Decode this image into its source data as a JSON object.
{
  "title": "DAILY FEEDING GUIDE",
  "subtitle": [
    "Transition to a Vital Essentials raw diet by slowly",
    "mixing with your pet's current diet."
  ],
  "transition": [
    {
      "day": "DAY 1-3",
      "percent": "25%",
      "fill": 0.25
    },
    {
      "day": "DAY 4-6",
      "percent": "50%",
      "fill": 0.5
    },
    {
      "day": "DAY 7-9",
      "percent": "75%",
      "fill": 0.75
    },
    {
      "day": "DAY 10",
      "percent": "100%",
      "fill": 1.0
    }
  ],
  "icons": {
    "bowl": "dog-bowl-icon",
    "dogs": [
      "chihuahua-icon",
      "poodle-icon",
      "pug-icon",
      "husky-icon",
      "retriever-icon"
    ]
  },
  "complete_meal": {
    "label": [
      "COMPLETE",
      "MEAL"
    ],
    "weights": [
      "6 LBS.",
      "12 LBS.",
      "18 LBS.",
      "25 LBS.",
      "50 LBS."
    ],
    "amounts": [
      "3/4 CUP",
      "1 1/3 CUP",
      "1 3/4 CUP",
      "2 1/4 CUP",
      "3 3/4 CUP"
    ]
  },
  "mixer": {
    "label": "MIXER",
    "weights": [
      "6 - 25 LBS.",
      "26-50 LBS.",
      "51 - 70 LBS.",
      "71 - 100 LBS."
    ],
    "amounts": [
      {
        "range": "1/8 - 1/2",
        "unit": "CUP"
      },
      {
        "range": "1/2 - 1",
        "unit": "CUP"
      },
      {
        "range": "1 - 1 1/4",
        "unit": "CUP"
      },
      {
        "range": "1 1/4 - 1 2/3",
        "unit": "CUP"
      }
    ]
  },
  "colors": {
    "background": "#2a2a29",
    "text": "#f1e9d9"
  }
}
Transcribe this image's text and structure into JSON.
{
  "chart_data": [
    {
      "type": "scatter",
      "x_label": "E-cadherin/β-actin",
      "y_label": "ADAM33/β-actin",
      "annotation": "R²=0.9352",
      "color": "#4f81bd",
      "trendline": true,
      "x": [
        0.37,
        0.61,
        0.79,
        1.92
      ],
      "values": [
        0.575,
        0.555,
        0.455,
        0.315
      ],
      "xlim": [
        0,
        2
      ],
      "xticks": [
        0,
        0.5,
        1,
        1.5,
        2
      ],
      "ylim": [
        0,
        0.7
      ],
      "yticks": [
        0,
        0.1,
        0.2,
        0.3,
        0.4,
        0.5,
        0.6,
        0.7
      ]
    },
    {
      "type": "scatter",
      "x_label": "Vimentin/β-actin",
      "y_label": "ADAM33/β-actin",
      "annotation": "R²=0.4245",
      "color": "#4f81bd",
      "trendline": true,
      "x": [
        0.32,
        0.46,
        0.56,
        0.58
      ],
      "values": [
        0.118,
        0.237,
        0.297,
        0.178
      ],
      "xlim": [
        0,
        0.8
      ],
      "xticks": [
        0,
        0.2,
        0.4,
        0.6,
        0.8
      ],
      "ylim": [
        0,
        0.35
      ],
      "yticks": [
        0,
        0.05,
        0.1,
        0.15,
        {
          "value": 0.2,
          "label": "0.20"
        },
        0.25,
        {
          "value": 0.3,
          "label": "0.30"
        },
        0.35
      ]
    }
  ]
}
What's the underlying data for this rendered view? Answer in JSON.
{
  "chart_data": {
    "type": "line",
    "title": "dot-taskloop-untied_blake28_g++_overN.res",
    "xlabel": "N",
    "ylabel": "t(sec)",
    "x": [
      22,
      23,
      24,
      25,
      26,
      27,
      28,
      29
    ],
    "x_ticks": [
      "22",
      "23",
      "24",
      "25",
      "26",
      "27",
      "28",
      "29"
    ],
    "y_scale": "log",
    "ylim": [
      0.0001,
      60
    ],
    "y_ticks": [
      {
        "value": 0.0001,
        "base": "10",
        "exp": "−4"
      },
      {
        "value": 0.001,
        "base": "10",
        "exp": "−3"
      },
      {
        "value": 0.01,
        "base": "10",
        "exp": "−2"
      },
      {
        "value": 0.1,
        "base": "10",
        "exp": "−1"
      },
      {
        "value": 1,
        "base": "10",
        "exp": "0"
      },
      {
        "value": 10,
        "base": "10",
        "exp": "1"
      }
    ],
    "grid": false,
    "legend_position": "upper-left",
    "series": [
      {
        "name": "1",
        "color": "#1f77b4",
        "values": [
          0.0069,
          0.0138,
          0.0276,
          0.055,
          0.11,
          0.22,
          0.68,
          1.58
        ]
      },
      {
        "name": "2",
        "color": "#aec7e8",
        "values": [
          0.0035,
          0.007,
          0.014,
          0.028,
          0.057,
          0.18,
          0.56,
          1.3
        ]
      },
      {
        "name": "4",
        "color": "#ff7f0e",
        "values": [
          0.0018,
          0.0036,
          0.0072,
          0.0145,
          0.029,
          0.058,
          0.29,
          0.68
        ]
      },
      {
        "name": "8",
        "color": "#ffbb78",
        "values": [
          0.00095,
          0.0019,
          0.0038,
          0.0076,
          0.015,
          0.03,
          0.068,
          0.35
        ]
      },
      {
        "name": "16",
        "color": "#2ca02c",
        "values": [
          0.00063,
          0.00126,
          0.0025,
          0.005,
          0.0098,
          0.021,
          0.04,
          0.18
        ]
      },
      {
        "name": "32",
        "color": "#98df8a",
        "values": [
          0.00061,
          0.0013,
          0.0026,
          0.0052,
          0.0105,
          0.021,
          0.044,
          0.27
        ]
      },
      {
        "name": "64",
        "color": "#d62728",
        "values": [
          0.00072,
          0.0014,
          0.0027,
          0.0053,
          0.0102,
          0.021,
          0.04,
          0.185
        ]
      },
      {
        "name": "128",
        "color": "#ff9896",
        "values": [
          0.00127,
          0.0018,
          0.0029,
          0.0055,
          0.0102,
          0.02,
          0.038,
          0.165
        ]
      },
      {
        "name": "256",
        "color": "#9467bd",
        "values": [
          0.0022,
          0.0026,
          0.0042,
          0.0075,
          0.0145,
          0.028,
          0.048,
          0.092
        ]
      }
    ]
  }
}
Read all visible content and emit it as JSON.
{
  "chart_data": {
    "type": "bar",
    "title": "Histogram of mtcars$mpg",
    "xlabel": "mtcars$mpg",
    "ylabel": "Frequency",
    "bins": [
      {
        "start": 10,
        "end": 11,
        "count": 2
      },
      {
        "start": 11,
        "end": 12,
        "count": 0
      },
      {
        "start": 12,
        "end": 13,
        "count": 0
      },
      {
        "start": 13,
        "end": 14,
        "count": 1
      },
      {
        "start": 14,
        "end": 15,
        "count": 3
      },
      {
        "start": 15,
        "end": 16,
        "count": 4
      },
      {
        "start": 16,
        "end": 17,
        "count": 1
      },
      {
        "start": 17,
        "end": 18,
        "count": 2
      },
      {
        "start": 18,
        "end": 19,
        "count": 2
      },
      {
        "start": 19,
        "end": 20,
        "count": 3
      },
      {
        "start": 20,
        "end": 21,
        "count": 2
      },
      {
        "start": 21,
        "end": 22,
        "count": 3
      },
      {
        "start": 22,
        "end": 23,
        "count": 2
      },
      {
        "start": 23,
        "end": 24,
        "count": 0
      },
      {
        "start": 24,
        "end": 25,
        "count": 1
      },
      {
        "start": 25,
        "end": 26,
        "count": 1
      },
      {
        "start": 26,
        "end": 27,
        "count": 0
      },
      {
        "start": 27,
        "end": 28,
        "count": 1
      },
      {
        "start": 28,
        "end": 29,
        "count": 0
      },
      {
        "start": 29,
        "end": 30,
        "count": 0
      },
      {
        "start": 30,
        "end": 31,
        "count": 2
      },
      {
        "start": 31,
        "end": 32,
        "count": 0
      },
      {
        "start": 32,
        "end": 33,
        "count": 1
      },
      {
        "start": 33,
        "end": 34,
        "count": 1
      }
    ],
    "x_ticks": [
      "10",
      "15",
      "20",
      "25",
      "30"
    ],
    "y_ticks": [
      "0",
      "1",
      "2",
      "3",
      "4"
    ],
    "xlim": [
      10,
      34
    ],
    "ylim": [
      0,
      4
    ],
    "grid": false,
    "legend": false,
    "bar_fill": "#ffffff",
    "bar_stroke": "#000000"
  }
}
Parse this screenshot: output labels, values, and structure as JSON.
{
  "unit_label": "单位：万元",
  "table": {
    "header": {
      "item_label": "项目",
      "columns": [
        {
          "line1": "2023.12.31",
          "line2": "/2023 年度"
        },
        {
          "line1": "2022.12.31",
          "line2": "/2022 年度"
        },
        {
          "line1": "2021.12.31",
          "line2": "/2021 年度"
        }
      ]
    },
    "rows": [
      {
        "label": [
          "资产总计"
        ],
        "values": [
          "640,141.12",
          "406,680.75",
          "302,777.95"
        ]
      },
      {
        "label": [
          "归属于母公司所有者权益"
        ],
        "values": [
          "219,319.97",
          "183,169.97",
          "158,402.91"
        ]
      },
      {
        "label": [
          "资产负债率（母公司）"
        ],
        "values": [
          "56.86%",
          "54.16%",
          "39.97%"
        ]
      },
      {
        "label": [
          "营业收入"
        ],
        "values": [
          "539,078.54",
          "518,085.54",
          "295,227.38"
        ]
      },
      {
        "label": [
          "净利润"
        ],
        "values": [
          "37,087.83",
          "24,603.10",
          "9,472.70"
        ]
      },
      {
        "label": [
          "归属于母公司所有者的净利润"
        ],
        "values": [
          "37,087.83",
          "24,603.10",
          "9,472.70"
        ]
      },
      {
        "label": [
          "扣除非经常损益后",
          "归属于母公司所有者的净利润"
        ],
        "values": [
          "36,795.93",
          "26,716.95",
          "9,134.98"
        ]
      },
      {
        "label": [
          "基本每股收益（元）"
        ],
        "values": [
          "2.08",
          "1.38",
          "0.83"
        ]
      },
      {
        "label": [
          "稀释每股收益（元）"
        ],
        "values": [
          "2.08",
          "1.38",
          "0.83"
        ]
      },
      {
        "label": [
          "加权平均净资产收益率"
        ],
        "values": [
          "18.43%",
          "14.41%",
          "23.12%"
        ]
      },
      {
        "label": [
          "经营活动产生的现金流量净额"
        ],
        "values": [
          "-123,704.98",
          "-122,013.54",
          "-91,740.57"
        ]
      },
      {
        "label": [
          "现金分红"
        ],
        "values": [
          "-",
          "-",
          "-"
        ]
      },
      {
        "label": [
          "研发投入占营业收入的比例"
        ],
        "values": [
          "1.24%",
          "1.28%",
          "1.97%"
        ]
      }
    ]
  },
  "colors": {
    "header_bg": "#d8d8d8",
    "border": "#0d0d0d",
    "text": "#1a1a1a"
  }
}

────────

= AIM =
Give the number of lines in the data that contain "into", with no other words.

= RESULT OF THIS EXERCISE =
2